▶ [To do]: Check every line of the entries below for the word "Dutch", and copy the ones that have it.
**********
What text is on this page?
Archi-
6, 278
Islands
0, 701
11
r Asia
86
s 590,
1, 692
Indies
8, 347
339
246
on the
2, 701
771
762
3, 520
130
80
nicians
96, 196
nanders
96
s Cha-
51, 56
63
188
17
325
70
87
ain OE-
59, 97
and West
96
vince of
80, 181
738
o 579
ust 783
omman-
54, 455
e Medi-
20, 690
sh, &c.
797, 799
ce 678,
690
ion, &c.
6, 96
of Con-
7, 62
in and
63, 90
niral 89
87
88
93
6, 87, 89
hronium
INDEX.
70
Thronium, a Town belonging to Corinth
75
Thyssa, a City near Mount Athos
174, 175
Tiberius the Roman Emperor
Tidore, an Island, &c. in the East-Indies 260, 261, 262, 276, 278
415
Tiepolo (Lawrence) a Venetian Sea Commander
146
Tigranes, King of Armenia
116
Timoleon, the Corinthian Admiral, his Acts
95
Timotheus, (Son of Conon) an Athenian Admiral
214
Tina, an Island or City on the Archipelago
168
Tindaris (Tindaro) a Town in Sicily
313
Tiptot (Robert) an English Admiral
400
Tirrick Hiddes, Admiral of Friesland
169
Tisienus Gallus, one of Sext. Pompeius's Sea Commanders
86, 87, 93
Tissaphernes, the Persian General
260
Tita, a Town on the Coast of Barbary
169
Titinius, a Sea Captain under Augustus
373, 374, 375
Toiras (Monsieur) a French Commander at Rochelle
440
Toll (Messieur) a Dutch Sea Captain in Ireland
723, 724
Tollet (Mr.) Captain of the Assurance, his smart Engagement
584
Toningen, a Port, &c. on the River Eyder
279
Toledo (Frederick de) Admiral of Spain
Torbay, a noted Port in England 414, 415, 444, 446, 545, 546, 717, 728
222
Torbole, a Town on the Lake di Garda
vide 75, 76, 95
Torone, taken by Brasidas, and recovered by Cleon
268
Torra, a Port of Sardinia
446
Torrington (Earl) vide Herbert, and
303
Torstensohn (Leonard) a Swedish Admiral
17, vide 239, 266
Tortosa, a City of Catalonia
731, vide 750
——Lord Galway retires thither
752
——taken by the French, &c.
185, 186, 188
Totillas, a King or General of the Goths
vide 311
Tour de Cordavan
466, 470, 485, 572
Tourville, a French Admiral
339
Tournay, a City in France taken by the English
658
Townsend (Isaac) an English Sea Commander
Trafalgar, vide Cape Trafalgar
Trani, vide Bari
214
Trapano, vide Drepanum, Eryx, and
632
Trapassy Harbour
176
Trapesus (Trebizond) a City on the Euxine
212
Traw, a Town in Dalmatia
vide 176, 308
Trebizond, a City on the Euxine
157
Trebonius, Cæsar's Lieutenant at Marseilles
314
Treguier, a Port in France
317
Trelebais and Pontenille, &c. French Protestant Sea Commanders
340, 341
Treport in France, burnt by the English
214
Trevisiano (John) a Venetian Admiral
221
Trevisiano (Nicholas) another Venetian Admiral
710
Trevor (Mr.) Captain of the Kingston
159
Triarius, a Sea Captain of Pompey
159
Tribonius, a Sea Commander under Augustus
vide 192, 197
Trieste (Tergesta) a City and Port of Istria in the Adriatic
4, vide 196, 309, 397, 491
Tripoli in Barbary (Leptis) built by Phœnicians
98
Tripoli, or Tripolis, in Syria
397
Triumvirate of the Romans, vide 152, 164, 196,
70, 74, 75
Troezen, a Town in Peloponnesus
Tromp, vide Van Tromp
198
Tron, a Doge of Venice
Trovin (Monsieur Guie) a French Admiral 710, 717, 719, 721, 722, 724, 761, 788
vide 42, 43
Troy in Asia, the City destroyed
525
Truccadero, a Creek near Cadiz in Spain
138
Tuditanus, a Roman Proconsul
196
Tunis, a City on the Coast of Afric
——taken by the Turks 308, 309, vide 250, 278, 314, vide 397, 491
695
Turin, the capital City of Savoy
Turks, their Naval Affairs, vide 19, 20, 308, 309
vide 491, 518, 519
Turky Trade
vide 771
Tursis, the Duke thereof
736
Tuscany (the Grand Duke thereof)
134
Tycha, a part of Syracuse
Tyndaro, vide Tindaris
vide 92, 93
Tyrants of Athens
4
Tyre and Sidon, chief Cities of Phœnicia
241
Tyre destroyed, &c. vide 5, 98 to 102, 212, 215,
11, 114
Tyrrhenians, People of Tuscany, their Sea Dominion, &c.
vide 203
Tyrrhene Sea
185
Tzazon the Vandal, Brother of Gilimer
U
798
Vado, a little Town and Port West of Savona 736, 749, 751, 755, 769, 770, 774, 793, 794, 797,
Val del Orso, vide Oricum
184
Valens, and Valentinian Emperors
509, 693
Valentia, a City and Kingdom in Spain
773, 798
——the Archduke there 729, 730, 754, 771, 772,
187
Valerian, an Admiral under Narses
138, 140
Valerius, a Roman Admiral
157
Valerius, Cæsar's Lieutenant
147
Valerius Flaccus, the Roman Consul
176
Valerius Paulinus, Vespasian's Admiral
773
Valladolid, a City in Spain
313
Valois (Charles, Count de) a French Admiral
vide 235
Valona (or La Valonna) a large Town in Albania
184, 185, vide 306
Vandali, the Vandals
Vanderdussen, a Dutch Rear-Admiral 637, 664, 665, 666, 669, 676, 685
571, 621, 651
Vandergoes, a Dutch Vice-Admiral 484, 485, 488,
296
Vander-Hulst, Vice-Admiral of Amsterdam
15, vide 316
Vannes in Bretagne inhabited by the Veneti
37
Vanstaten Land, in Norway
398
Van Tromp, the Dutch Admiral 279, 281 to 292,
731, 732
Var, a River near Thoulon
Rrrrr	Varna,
**********
▶ [Task answer]:
Toll (Messieur) a Dutch Sea Captain in Ireland
Vanderdussen, a Dutch Rear-Admiral 637, 664, 665, 666, 669, 676, 685
Vandergoes, a Dutch Vice-Admiral 484, 485, 488,
Van Tromp, the Dutch Admiral 279, 281 to 292,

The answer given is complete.